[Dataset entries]
===
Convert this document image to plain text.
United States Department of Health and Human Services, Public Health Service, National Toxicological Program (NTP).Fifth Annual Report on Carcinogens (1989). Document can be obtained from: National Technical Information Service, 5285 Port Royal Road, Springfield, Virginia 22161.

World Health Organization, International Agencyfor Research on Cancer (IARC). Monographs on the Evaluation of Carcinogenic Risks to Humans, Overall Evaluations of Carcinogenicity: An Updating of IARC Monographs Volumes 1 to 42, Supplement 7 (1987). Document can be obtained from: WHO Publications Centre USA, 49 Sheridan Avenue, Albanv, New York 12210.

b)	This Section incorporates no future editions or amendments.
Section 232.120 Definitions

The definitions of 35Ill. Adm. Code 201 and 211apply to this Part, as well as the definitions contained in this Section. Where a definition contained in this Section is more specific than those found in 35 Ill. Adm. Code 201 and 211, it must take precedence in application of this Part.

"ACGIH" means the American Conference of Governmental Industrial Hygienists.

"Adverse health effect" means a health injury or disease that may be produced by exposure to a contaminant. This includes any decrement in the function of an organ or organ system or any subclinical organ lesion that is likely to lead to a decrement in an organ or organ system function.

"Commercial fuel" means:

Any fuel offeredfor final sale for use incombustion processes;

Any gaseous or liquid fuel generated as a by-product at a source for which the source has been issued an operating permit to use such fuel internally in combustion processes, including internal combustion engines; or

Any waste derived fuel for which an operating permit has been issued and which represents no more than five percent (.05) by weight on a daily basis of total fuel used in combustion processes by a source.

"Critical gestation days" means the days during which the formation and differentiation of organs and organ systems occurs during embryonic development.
===
* Goal: Return all of the data precisely as it appears.

* Exercise output:
Convert this document image to plain text.
United States Department of Health and Human Services, Public Health Service, National Toxicological Program (NTP).Fifth Annual Report on Carcinogens (1989). Document can be obtained from: National Technical Information Service, 5285 Port Royal Road, Springfield, Virginia 22161.

World Health Organization, International Agencyfor Research on Cancer (IARC). Monographs on the Evaluation of Carcinogenic Risks to Humans, Overall Evaluations of Carcinogenicity: An Updating of IARC Monographs Volumes 1 to 42, Supplement 7 (1987). Document can be obtained from: WHO Publications Centre USA, 49 Sheridan Avenue, Albanv, New York 12210.

b)	This Section incorporates no future editions or amendments.
Section 232.120 Definitions

The definitions of 35Ill. Adm. Code 201 and 211apply to this Part, as well as the definitions contained in this Section. Where a definition contained in this Section is more specific than those found in 35 Ill. Adm. Code 201 and 211, it must take precedence in application of this Part.

"ACGIH" means the American Conference of Governmental Industrial Hygienists.

"Adverse health effect" means a health injury or disease that may be produced by exposure to a contaminant. This includes any decrement in the function of an organ or organ system or any subclinical organ lesion that is likely to lead to a decrement in an organ or organ system function.

"Commercial fuel" means:

Any fuel offeredfor final sale for use incombustion processes;

Any gaseous or liquid fuel generated as a by-product at a source for which the source has been issued an operating permit to use such fuel internally in combustion processes, including internal combustion engines; or

Any waste derived fuel for which an operating permit has been issued and which represents no more than five percent (.05) by weight on a daily basis of total fuel used in combustion processes by a source.

"Critical gestation days" means the days during which the formation and differentiation of organs and organ systems occurs during embryonic development.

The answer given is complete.